[A block of data]

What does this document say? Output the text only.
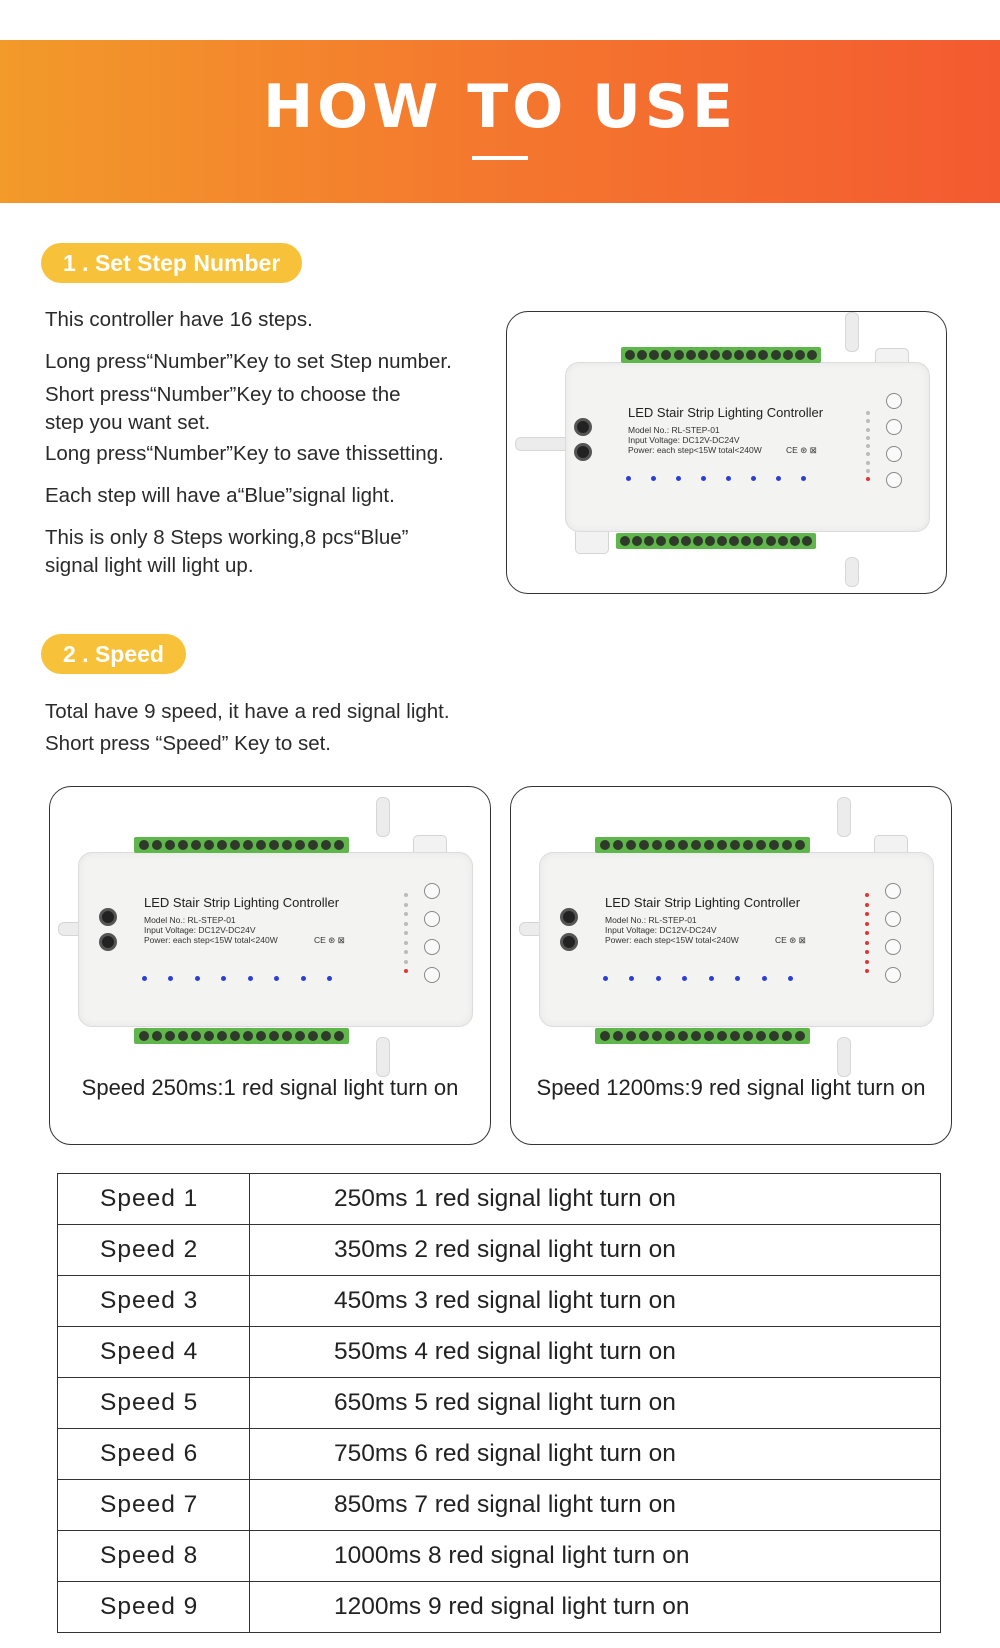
HOW TO USE
1 . Set Step Number
This controller have 16 steps.
Long press“Number”Key to set Step number.
Short press“Number”Key to choose the
step you want set.
Long press“Number”Key to save thissetting.
Each step will have a“Blue”signal light.
This is only 8 Steps working,8 pcs“Blue”
signal light will light up.
LED Stair Strip Lighting Controller
Model No.: RL-STEP-01
Input Voltage: DC12V-DC24V
Power: each step<15W total<240W	CE ⊛ ⊠
2 . Speed
Total have 9 speed, it have a red signal light.
Short press “Speed” Key to set.
LED Stair Strip Lighting Controller
Model No.: RL-STEP-01
Input Voltage: DC12V-DC24V
Power: each step<15W total<240W	CE ⊛ ⊠
Speed 250ms:1 red signal light turn on
LED Stair Strip Lighting Controller
Model No.: RL-STEP-01
Input Voltage: DC12V-DC24V
Power: each step<15W total<240W	CE ⊛ ⊠
Speed 1200ms:9 red signal light turn on
Speed 1	250ms 1 red signal light turn on
Speed 2	350ms 2 red signal light turn on
Speed 3	450ms 3 red signal light turn on
Speed 4	550ms 4 red signal light turn on
Speed 5	650ms 5 red signal light turn on
Speed 6	750ms 6 red signal light turn on
Speed 7	850ms 7 red signal light turn on
Speed 8	1000ms 8 red signal light turn on
Speed 9	1200ms 9 red signal light turn on
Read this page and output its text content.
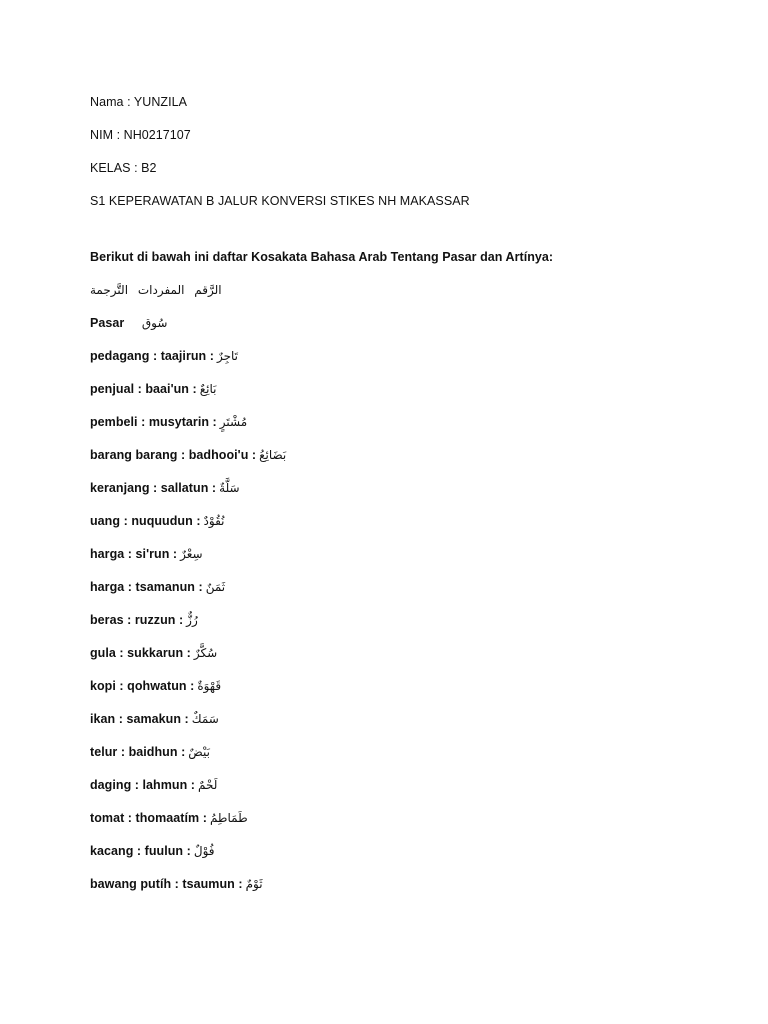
Nama : YUNZILA
NIM : NH0217107
KELAS : B2
S1 KEPERAWATAN B JALUR KONVERSI STIKES NH MAKASSAR
Berikut di bawah ini daftar Kosakata Bahasa Arab Tentang Pasar dan Artínya:
الرَّقم المفردات التَّرجمة
Pasar سُوق
pedagang : taajirun : تَاجِرٌ
penjual : baai'un : بَائِعٌ
pembeli : musytarin : مُشْتَرٍ
barang barang : badhooi'u : بَضَائِعُ
keranjang : sallatun : سَلَّةٌ
uang : nuquudun : نُقُوْدٌ
harga : si'run : سِعْرٌ
harga : tsamanun : ثَمَنٌ
beras : ruzzun : رُزٌّ
gula : sukkarun : سُكَّرٌ
kopi : qohwatun : قَهْوَةٌ
ikan : samakun : سَمَكٌ
telur : baidhun : بَيْضٌ
daging : lahmun : لَحْمٌ
tomat : thomaatím : طَمَاطِمُ
kacang : fuulun : فُوْلٌ
bawang putíh : tsaumun : ثَوْمٌ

▸ **What to work on**
Word for word, quote the lines above. Omit the pictures.

▸ **Full response**
What does this document say? Output the text only.
HOW TO USE
1 . Set Step Number
This controller have 16 steps.
Long press“Number”Key to set Step number.
Short press“Number”Key to choose the
step you want set.
Long press“Number”Key to save thissetting.
Each step will have a“Blue”signal light.
This is only 8 Steps working,8 pcs“Blue”
signal light will light up.
LED Stair Strip Lighting Controller
Model No.: RL-STEP-01
Input Voltage: DC12V-DC24V
Power: each step<15W total<240W	CE ⊛ ⊠
2 . Speed
Total have 9 speed, it have a red signal light.
Short press “Speed” Key to set.
LED Stair Strip Lighting Controller
Model No.: RL-STEP-01
Input Voltage: DC12V-DC24V
Power: each step<15W total<240W	CE ⊛ ⊠
Speed 250ms:1 red signal light turn on
LED Stair Strip Lighting Controller
Model No.: RL-STEP-01
Input Voltage: DC12V-DC24V
Power: each step<15W total<240W	CE ⊛ ⊠
Speed 1200ms:9 red signal light turn on
Speed 1	250ms 1 red signal light turn on
Speed 2	350ms 2 red signal light turn on
Speed 3	450ms 3 red signal light turn on
Speed 4	550ms 4 red signal light turn on
Speed 5	650ms 5 red signal light turn on
Speed 6	750ms 6 red signal light turn on
Speed 7	850ms 7 red signal light turn on
Speed 8	1000ms 8 red signal light turn on
Speed 9	1200ms 9 red signal light turn on
Read this page and output its text content.
Nama : YUNZILA
NIM : NH0217107
KELAS : B2
S1 KEPERAWATAN B JALUR KONVERSI STIKES NH MAKASSAR
Berikut di bawah ini daftar Kosakata Bahasa Arab Tentang Pasar dan Artínya:
الرَّقم المفردات التَّرجمة
Pasar سُوق
pedagang : taajirun : تَاجِرٌ
penjual : baai'un : بَائِعٌ
pembeli : musytarin : مُشْتَرٍ
barang barang : badhooi'u : بَضَائِعُ
keranjang : sallatun : سَلَّةٌ
uang : nuquudun : نُقُوْدٌ
harga : si'run : سِعْرٌ
harga : tsamanun : ثَمَنٌ
beras : ruzzun : رُزٌّ
gula : sukkarun : سُكَّرٌ
kopi : qohwatun : قَهْوَةٌ
ikan : samakun : سَمَكٌ
telur : baidhun : بَيْضٌ
daging : lahmun : لَحْمٌ
tomat : thomaatím : طَمَاطِمُ
kacang : fuulun : فُوْلٌ
bawang putíh : tsaumun : ثَوْمٌ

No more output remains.